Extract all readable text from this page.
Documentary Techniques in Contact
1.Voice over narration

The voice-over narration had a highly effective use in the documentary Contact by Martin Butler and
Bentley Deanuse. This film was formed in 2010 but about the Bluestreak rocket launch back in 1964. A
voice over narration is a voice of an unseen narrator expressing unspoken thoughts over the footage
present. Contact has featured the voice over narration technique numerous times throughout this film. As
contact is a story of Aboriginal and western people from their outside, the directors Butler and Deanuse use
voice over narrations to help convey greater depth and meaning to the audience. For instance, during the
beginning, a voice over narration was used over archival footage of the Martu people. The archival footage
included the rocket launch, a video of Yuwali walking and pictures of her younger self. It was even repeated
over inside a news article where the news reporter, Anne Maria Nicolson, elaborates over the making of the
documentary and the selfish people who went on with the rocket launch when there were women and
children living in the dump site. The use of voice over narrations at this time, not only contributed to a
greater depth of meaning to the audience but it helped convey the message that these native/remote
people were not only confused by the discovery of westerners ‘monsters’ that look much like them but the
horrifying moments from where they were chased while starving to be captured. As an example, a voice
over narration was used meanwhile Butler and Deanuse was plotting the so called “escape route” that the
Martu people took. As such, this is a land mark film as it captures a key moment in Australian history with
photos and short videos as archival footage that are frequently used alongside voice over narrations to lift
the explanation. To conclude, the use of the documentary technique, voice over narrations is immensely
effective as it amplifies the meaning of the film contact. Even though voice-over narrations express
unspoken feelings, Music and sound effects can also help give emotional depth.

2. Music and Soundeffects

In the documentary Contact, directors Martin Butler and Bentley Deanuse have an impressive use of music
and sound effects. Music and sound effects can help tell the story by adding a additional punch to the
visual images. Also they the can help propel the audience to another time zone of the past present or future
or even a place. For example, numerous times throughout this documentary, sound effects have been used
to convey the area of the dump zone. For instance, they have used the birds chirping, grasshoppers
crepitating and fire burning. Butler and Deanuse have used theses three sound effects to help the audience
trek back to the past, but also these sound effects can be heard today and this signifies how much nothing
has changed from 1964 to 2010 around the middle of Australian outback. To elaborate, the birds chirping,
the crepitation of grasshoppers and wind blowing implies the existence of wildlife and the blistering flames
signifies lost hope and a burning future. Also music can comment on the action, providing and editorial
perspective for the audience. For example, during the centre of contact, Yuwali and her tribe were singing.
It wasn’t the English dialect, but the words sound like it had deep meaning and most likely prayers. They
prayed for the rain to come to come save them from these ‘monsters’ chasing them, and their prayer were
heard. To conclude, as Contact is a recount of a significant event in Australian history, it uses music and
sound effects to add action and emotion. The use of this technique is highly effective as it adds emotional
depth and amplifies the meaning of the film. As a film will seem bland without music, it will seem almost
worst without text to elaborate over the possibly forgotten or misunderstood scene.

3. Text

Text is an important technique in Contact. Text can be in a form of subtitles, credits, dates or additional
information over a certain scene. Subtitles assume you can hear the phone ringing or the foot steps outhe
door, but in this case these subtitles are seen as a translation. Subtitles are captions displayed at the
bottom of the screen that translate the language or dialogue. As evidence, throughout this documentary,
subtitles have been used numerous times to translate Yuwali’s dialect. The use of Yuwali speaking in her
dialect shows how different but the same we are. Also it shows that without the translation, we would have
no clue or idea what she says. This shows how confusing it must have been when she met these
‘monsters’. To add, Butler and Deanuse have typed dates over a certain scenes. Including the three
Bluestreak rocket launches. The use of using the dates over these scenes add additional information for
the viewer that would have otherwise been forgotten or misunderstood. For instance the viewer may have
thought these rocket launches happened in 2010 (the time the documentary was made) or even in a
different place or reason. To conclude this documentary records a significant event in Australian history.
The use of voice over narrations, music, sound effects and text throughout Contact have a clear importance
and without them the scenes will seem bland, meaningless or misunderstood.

WHAT THE TASK ASKS: State the count of lines above containing the string "Australian", and add nothing to it.

THE OUTPUT: 4